[Input records]
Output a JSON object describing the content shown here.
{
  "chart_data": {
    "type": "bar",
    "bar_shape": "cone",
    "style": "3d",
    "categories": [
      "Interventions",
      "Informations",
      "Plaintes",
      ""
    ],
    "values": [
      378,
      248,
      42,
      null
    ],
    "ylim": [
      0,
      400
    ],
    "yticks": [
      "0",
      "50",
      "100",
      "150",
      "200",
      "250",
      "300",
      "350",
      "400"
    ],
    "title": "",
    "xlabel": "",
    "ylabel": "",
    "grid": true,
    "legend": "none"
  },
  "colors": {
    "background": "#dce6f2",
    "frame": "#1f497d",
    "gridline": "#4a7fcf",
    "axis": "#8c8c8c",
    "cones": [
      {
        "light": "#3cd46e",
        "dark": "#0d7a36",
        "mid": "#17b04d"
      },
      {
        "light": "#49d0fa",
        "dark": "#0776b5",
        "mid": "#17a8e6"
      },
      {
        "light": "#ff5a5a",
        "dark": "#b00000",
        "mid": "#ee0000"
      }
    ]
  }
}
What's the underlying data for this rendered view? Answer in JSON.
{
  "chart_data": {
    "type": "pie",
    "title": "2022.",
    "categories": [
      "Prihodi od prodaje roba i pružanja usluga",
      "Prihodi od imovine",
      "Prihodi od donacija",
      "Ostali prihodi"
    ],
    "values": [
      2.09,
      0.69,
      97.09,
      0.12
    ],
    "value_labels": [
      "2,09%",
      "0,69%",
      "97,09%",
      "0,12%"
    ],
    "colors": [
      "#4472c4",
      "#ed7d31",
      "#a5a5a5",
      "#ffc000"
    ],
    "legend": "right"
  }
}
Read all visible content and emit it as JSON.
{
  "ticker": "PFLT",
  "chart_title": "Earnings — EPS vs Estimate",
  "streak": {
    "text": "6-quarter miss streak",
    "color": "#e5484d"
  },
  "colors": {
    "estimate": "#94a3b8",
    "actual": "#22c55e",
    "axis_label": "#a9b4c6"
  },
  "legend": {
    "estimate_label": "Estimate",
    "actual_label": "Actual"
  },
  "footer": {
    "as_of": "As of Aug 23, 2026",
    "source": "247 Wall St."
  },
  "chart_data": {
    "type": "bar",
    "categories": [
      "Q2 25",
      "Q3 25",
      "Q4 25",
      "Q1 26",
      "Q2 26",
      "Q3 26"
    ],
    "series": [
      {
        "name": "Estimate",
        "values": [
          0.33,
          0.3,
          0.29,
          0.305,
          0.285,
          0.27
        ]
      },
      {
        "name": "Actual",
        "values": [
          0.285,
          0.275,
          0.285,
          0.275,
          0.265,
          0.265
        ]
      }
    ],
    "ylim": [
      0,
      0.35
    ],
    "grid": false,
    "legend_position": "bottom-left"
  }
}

[Directions] In the entries above, identify every line with the word "dark". Copy those lines.

[Worked answer]
        "dark": "#0d7a36",
        "dark": "#0776b5",
        "dark": "#b00000",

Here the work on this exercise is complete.